MATERIAL FOR THIS EXERCISE:
★ ★ ★ ★ ★ ★ ★
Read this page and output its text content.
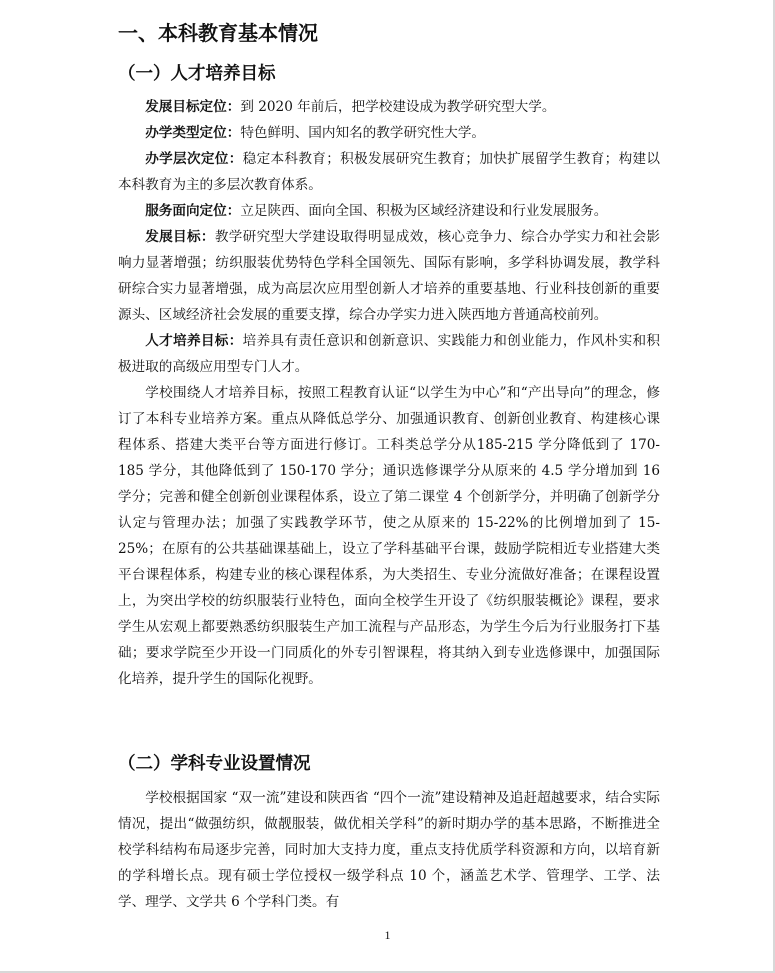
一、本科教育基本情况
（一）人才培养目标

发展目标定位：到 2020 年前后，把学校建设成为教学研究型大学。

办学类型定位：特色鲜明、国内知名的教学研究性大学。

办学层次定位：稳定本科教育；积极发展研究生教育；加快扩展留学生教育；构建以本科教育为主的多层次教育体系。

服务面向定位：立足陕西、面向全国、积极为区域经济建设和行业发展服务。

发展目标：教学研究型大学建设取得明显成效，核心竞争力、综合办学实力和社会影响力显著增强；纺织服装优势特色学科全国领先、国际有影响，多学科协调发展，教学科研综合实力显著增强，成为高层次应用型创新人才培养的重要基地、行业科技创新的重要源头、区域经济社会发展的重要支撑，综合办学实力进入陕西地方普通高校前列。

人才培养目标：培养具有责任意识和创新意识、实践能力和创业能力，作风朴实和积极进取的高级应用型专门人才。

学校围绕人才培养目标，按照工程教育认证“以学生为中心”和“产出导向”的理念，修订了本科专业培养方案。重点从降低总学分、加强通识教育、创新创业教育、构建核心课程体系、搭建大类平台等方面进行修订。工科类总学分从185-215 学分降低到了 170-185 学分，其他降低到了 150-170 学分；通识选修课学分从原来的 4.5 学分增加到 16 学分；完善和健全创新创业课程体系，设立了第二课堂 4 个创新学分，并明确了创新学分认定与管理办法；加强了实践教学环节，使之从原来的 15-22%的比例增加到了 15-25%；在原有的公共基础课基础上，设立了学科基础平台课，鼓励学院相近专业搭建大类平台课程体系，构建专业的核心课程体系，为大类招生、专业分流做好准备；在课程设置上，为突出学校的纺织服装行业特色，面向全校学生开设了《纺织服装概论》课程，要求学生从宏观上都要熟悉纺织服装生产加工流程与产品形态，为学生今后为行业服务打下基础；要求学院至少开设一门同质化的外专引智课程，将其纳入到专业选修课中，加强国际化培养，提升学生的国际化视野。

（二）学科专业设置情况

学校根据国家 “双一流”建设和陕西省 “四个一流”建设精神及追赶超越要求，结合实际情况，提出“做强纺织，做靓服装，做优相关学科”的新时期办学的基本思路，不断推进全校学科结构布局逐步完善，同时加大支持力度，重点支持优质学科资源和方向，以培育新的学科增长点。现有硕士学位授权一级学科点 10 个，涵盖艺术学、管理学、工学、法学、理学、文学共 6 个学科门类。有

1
★ ★ ★ ★ ★ ★ ★
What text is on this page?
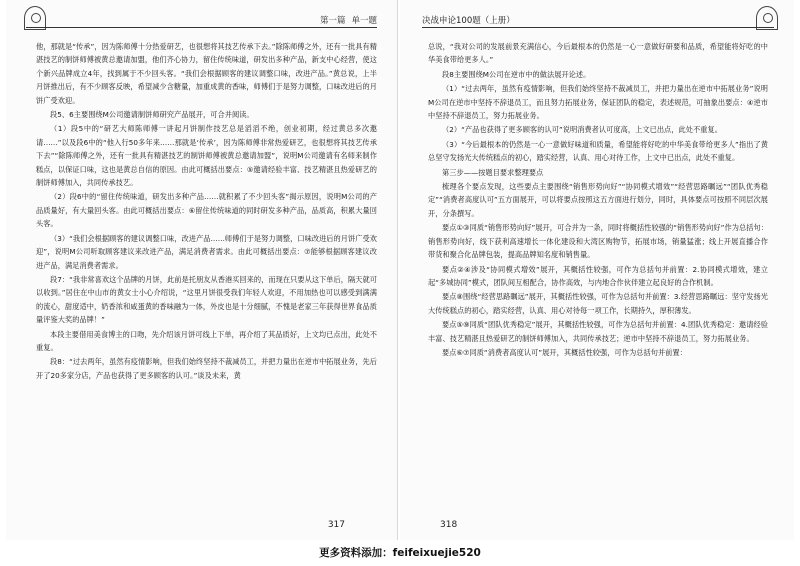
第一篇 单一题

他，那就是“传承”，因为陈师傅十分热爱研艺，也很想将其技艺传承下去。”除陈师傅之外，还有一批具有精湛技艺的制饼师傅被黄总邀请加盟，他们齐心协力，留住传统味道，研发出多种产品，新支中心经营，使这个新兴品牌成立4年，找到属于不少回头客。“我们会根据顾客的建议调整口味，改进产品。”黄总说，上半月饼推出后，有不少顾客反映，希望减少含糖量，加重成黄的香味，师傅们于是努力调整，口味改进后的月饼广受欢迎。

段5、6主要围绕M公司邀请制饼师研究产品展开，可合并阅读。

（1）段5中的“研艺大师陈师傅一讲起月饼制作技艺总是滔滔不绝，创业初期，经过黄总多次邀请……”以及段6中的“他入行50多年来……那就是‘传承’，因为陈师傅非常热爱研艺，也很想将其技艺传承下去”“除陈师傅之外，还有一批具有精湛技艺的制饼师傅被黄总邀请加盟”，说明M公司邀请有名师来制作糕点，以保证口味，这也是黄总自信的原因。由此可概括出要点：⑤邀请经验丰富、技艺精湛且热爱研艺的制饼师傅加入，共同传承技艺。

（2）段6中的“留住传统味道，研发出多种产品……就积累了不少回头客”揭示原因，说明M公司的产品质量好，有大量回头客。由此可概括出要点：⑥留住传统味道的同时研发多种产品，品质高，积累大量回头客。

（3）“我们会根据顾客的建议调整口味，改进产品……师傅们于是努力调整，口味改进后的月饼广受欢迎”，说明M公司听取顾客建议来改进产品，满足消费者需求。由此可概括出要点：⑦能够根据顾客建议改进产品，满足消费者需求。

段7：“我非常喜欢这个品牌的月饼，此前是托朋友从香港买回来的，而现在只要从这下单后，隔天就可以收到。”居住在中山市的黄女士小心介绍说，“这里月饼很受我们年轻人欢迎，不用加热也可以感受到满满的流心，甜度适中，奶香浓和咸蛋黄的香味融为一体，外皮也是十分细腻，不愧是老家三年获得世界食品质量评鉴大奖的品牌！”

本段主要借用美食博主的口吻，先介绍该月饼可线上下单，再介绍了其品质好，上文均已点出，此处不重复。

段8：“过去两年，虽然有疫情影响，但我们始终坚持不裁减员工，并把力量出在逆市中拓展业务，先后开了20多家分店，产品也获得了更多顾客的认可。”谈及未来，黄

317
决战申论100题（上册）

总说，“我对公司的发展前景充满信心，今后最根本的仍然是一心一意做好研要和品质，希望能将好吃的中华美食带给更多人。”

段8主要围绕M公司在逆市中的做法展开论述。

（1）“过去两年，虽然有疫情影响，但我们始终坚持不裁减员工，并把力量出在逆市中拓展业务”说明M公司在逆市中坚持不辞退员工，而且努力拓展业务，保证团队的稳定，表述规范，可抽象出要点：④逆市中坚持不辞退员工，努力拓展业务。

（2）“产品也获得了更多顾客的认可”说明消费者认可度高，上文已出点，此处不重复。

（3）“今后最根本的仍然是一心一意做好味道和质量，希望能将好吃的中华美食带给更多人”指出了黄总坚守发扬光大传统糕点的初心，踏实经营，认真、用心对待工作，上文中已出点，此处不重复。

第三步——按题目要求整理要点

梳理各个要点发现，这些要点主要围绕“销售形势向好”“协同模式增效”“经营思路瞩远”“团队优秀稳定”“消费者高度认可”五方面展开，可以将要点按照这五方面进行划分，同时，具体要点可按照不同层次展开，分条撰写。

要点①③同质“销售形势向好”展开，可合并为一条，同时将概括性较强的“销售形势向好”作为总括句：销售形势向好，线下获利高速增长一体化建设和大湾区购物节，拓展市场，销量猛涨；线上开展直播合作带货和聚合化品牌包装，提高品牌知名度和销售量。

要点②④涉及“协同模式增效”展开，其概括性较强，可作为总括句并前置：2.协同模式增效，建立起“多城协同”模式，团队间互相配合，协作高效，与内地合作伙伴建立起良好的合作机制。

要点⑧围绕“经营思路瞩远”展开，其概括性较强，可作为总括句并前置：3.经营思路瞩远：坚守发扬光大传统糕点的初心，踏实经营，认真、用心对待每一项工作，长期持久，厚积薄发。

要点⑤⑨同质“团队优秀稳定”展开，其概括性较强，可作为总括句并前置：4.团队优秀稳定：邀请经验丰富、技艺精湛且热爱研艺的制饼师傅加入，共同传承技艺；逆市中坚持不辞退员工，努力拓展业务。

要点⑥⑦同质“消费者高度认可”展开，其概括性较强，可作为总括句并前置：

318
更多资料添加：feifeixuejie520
★ ★ ★ ★ ★ ★ ★
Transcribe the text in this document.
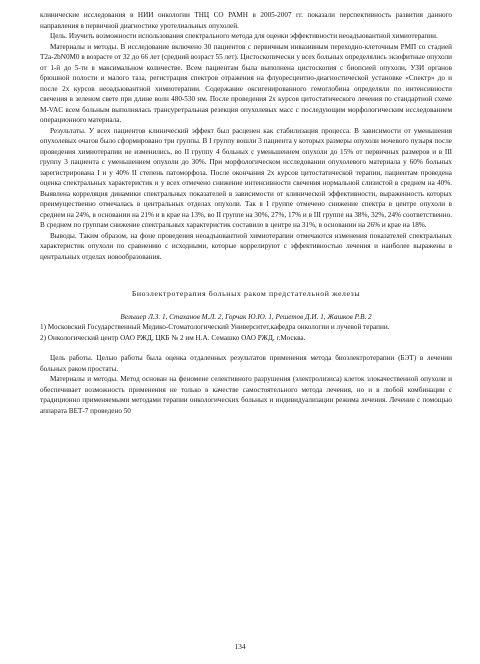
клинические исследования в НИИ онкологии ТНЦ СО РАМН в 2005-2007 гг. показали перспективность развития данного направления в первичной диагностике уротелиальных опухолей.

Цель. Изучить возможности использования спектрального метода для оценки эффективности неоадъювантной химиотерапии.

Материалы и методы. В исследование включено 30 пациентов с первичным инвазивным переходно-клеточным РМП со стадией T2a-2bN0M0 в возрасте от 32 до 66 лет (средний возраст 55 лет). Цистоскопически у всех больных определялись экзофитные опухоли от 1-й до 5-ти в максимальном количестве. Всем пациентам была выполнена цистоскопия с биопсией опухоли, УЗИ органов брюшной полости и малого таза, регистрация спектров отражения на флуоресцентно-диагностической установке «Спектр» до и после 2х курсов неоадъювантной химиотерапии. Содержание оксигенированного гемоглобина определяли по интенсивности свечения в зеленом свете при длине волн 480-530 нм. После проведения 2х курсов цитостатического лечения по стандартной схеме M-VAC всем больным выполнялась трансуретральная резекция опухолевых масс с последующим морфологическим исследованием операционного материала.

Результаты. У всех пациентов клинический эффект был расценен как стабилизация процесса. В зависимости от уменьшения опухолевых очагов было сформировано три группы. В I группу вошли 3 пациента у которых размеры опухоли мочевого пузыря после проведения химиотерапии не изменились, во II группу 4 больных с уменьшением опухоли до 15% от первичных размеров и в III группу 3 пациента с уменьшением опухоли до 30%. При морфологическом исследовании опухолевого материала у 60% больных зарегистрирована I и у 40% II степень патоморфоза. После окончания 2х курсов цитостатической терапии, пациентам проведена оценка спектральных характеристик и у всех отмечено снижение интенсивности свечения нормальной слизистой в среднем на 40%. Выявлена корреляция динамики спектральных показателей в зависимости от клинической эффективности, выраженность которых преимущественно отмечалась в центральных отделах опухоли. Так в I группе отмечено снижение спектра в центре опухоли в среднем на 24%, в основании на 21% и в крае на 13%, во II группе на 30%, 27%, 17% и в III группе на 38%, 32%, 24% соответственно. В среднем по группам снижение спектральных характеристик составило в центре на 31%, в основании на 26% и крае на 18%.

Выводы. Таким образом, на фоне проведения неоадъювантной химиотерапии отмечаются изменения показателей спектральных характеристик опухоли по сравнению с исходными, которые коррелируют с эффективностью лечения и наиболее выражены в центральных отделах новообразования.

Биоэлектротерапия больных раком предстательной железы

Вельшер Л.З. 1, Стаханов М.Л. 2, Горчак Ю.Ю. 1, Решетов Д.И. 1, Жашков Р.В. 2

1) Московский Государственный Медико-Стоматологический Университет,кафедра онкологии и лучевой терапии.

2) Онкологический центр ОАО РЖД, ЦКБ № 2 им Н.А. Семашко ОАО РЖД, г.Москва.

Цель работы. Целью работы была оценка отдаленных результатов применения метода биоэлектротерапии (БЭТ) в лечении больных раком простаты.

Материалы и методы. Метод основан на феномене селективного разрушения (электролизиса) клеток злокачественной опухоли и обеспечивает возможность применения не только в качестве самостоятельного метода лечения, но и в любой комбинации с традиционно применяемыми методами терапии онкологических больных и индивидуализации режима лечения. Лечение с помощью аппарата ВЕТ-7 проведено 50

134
★ ★ ★ ★ ★ ★ ★
TASK BRIEF: Look through the entries above and list every line containing "除陈师傅之外".

RESPONSE TO THE EXERCISE:
他，那就是“传承”，因为陈师傅十分热爱研艺，也很想将其技艺传承下去。”除陈师傅之外，还有一批具有精湛技艺的制饼师傅被黄总邀请加盟，他们齐心协力，留住传统味道，研发出多种产品，新支中心经营，使这个新兴品牌成立4年，找到属于不少回头客。“我们会根据顾客的建议调整口味，改进产品。”黄总说，上半月饼推出后，有不少顾客反映，希望减少含糖量，加重成黄的香味，师傅们于是努力调整，口味改进后的月饼广受欢迎。
（1）段5中的“研艺大师陈师傅一讲起月饼制作技艺总是滔滔不绝，创业初期，经过黄总多次邀请……”以及段6中的“他入行50多年来……那就是‘传承’，因为陈师傅非常热爱研艺，也很想将其技艺传承下去”“除陈师傅之外，还有一批具有精湛技艺的制饼师傅被黄总邀请加盟”，说明M公司邀请有名师来制作糕点，以保证口味，这也是黄总自信的原因。由此可概括出要点：⑤邀请经验丰富、技艺精湛且热爱研艺的制饼师傅加入，共同传承技艺。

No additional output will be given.